* **EXERCISE GOAL**
Reproduce the material word for word; the images stay out.

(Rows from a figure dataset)
★ ★ ★ ★ ★ ★ ★
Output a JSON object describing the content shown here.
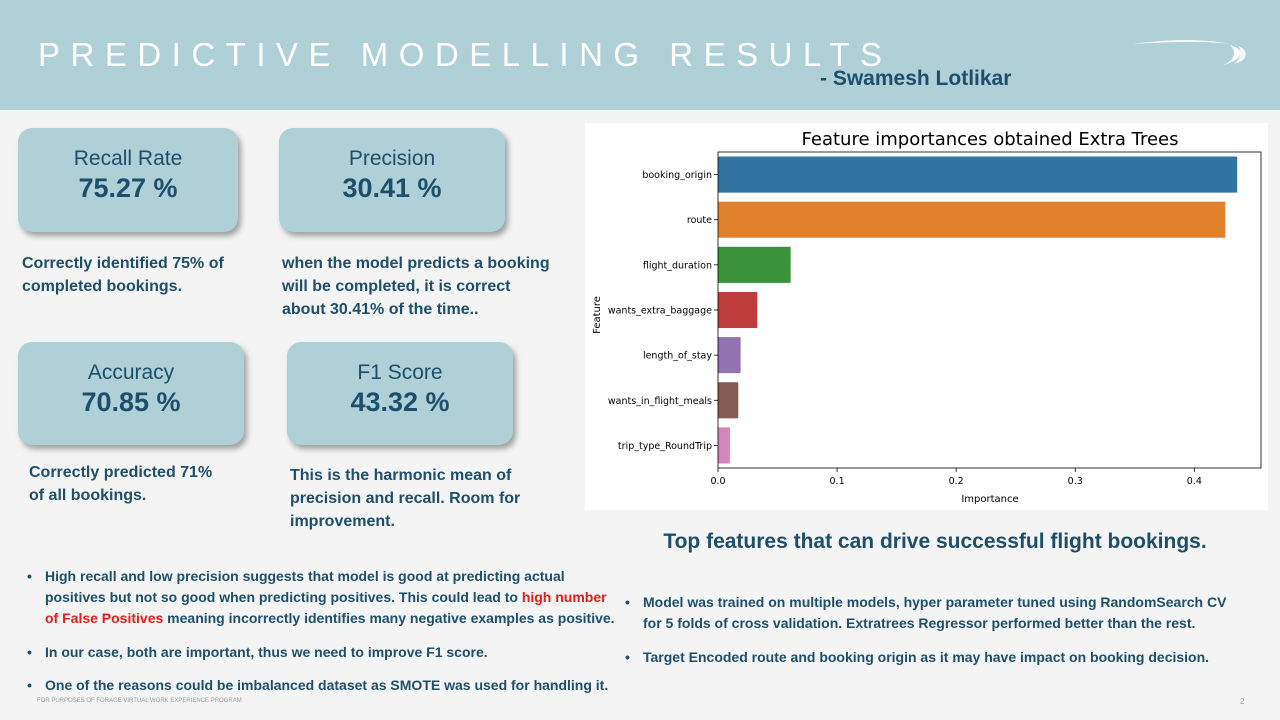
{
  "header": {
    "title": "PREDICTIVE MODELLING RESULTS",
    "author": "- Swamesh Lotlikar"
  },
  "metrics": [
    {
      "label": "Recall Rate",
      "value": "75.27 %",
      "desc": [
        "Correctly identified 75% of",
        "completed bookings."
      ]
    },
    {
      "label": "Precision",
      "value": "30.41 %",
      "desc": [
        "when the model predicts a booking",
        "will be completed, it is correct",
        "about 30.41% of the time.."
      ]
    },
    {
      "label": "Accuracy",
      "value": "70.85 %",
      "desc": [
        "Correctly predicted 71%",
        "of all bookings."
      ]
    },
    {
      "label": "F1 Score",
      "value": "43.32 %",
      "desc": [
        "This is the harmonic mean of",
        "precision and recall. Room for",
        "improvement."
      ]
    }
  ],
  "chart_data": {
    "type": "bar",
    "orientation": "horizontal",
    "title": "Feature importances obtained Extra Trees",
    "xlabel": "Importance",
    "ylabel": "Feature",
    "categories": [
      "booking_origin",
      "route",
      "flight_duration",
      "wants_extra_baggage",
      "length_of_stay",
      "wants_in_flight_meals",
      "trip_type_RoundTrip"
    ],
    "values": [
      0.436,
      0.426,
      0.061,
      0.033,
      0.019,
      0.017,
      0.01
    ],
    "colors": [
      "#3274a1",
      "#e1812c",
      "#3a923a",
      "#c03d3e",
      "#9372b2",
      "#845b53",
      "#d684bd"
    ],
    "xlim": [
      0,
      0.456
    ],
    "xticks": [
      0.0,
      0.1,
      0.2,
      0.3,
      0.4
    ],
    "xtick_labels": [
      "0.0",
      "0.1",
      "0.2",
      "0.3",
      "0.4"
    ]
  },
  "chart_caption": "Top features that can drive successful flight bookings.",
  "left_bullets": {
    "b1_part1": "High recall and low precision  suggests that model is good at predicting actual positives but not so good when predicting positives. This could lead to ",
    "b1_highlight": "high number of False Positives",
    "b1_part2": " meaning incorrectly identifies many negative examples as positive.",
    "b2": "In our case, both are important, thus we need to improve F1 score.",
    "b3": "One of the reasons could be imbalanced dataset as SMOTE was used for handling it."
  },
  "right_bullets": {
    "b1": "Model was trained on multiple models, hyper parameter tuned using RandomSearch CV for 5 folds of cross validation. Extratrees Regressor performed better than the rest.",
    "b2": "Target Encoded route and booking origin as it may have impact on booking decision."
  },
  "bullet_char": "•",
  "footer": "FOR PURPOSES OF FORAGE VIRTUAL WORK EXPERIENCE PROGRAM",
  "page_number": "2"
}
★ ★ ★ ★ ★ ★ ★
* **WRITTEN REPLY**
Output a JSON object describing the content shown here.
{
  "header": {
    "title": "PREDICTIVE MODELLING RESULTS",
    "author": "- Swamesh Lotlikar"
  },
  "metrics": [
    {
      "label": "Recall Rate",
      "value": "75.27 %",
      "desc": [
        "Correctly identified 75% of",
        "completed bookings."
      ]
    },
    {
      "label": "Precision",
      "value": "30.41 %",
      "desc": [
        "when the model predicts a booking",
        "will be completed, it is correct",
        "about 30.41% of the time.."
      ]
    },
    {
      "label": "Accuracy",
      "value": "70.85 %",
      "desc": [
        "Correctly predicted 71%",
        "of all bookings."
      ]
    },
    {
      "label": "F1 Score",
      "value": "43.32 %",
      "desc": [
        "This is the harmonic mean of",
        "precision and recall. Room for",
        "improvement."
      ]
    }
  ],
  "chart_data": {
    "type": "bar",
    "orientation": "horizontal",
    "title": "Feature importances obtained Extra Trees",
    "xlabel": "Importance",
    "ylabel": "Feature",
    "categories": [
      "booking_origin",
      "route",
      "flight_duration",
      "wants_extra_baggage",
      "length_of_stay",
      "wants_in_flight_meals",
      "trip_type_RoundTrip"
    ],
    "values": [
      0.436,
      0.426,
      0.061,
      0.033,
      0.019,
      0.017,
      0.01
    ],
    "colors": [
      "#3274a1",
      "#e1812c",
      "#3a923a",
      "#c03d3e",
      "#9372b2",
      "#845b53",
      "#d684bd"
    ],
    "xlim": [
      0,
      0.456
    ],
    "xticks": [
      0.0,
      0.1,
      0.2,
      0.3,
      0.4
    ],
    "xtick_labels": [
      "0.0",
      "0.1",
      "0.2",
      "0.3",
      "0.4"
    ]
  },
  "chart_caption": "Top features that can drive successful flight bookings.",
  "left_bullets": {
    "b1_part1": "High recall and low precision  suggests that model is good at predicting actual positives but not so good when predicting positives. This could lead to ",
    "b1_highlight": "high number of False Positives",
    "b1_part2": " meaning incorrectly identifies many negative examples as positive.",
    "b2": "In our case, both are important, thus we need to improve F1 score.",
    "b3": "One of the reasons could be imbalanced dataset as SMOTE was used for handling it."
  },
  "right_bullets": {
    "b1": "Model was trained on multiple models, hyper parameter tuned using RandomSearch CV for 5 folds of cross validation. Extratrees Regressor performed better than the rest.",
    "b2": "Target Encoded route and booking origin as it may have impact on booking decision."
  },
  "bullet_char": "•",
  "footer": "FOR PURPOSES OF FORAGE VIRTUAL WORK EXPERIENCE PROGRAM",
  "page_number": "2"
}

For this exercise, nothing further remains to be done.